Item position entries
╭──

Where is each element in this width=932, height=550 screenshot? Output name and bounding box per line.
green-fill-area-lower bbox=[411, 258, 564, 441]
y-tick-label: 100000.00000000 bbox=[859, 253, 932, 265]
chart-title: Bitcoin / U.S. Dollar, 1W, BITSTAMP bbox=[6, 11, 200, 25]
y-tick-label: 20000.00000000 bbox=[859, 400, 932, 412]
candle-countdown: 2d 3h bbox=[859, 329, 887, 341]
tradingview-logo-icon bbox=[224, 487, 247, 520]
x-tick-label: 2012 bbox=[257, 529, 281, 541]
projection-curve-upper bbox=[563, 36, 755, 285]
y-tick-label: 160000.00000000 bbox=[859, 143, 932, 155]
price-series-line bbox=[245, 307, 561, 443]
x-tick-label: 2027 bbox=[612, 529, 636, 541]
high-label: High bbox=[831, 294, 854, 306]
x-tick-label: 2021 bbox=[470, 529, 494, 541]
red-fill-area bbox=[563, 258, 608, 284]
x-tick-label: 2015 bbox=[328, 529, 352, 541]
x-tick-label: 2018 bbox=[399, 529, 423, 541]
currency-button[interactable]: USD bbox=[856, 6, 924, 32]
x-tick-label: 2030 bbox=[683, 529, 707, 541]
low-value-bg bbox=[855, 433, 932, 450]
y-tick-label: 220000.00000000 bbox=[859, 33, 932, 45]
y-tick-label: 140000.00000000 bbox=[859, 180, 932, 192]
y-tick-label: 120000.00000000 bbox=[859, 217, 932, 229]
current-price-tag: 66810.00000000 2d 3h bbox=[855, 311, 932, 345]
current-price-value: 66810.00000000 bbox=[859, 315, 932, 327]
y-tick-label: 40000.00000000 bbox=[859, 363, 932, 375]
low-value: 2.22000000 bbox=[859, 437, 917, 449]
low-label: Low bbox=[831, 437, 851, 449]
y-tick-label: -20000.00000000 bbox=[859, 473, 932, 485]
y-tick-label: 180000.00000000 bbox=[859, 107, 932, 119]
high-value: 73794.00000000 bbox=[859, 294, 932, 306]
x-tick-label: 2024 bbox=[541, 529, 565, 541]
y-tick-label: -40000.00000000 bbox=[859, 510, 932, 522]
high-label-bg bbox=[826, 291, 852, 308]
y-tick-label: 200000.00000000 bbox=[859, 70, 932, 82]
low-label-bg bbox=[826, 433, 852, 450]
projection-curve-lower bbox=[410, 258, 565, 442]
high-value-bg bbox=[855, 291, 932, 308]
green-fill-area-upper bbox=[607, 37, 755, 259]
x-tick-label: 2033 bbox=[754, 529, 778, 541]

╰──

Direction: Return these lines exactly as they appear.

Final result:
Where is each element in this width=932, height=550 screenshot? Output name and bounding box per line.
green-fill-area-lower bbox=[411, 258, 564, 441]
y-tick-label: 100000.00000000 bbox=[859, 253, 932, 265]
chart-title: Bitcoin / U.S. Dollar, 1W, BITSTAMP bbox=[6, 11, 200, 25]
y-tick-label: 20000.00000000 bbox=[859, 400, 932, 412]
candle-countdown: 2d 3h bbox=[859, 329, 887, 341]
tradingview-logo-icon bbox=[224, 487, 247, 520]
x-tick-label: 2012 bbox=[257, 529, 281, 541]
projection-curve-upper bbox=[563, 36, 755, 285]
y-tick-label: 160000.00000000 bbox=[859, 143, 932, 155]
price-series-line bbox=[245, 307, 561, 443]
x-tick-label: 2027 bbox=[612, 529, 636, 541]
high-label: High bbox=[831, 294, 854, 306]
x-tick-label: 2021 bbox=[470, 529, 494, 541]
red-fill-area bbox=[563, 258, 608, 284]
x-tick-label: 2015 bbox=[328, 529, 352, 541]
x-tick-label: 2018 bbox=[399, 529, 423, 541]
currency-button[interactable]: USD bbox=[856, 6, 924, 32]
x-tick-label: 2030 bbox=[683, 529, 707, 541]
low-value-bg bbox=[855, 433, 932, 450]
y-tick-label: 220000.00000000 bbox=[859, 33, 932, 45]
y-tick-label: 140000.00000000 bbox=[859, 180, 932, 192]
y-tick-label: 120000.00000000 bbox=[859, 217, 932, 229]
current-price-tag: 66810.00000000 2d 3h bbox=[855, 311, 932, 345]
current-price-value: 66810.00000000 bbox=[859, 315, 932, 327]
y-tick-label: 40000.00000000 bbox=[859, 363, 932, 375]
low-value: 2.22000000 bbox=[859, 437, 917, 449]
low-label: Low bbox=[831, 437, 851, 449]
y-tick-label: -20000.00000000 bbox=[859, 473, 932, 485]
y-tick-label: 180000.00000000 bbox=[859, 107, 932, 119]
high-value: 73794.00000000 bbox=[859, 294, 932, 306]
x-tick-label: 2024 bbox=[541, 529, 565, 541]
y-tick-label: -40000.00000000 bbox=[859, 510, 932, 522]
high-label-bg bbox=[826, 291, 852, 308]
y-tick-label: 200000.00000000 bbox=[859, 70, 932, 82]
low-label-bg bbox=[826, 433, 852, 450]
projection-curve-lower bbox=[410, 258, 565, 442]
high-value-bg bbox=[855, 291, 932, 308]
green-fill-area-upper bbox=[607, 37, 755, 259]
x-tick-label: 2033 bbox=[754, 529, 778, 541]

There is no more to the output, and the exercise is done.